▸ TO BE DONE: Your task is to output all the records below, word for word.

▸ GIVEN INFORMATION:
══════════════════════════════
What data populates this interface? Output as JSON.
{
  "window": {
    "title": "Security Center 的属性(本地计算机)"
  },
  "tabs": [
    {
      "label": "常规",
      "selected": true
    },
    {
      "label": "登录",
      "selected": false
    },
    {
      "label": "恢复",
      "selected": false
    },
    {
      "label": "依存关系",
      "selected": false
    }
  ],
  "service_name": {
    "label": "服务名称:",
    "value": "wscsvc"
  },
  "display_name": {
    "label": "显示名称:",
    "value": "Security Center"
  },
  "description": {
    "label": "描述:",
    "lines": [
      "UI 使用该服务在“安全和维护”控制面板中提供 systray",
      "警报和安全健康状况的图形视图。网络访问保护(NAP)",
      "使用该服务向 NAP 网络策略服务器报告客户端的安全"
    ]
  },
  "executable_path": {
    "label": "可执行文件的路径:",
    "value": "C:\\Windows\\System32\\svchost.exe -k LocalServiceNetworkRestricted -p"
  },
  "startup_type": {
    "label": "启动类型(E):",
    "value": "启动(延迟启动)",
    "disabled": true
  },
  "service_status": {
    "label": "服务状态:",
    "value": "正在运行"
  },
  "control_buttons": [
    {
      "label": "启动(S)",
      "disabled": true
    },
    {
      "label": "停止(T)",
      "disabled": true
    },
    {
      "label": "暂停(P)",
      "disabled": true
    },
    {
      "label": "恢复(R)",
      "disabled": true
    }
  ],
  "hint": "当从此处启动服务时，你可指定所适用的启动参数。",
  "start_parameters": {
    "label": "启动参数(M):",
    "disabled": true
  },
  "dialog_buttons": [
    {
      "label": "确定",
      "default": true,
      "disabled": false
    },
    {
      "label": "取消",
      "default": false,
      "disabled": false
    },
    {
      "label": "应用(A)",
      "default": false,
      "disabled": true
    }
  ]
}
══════════════════════════════
▸ FULL OUTPUT:
What data populates this interface? Output as JSON.
{
  "window": {
    "title": "Security Center 的属性(本地计算机)"
  },
  "tabs": [
    {
      "label": "常规",
      "selected": true
    },
    {
      "label": "登录",
      "selected": false
    },
    {
      "label": "恢复",
      "selected": false
    },
    {
      "label": "依存关系",
      "selected": false
    }
  ],
  "service_name": {
    "label": "服务名称:",
    "value": "wscsvc"
  },
  "display_name": {
    "label": "显示名称:",
    "value": "Security Center"
  },
  "description": {
    "label": "描述:",
    "lines": [
      "UI 使用该服务在“安全和维护”控制面板中提供 systray",
      "警报和安全健康状况的图形视图。网络访问保护(NAP)",
      "使用该服务向 NAP 网络策略服务器报告客户端的安全"
    ]
  },
  "executable_path": {
    "label": "可执行文件的路径:",
    "value": "C:\\Windows\\System32\\svchost.exe -k LocalServiceNetworkRestricted -p"
  },
  "startup_type": {
    "label": "启动类型(E):",
    "value": "启动(延迟启动)",
    "disabled": true
  },
  "service_status": {
    "label": "服务状态:",
    "value": "正在运行"
  },
  "control_buttons": [
    {
      "label": "启动(S)",
      "disabled": true
    },
    {
      "label": "停止(T)",
      "disabled": true
    },
    {
      "label": "暂停(P)",
      "disabled": true
    },
    {
      "label": "恢复(R)",
      "disabled": true
    }
  ],
  "hint": "当从此处启动服务时，你可指定所适用的启动参数。",
  "start_parameters": {
    "label": "启动参数(M):",
    "disabled": true
  },
  "dialog_buttons": [
    {
      "label": "确定",
      "default": true,
      "disabled": false
    },
    {
      "label": "取消",
      "default": false,
      "disabled": false
    },
    {
      "label": "应用(A)",
      "default": false,
      "disabled": true
    }
  ]
}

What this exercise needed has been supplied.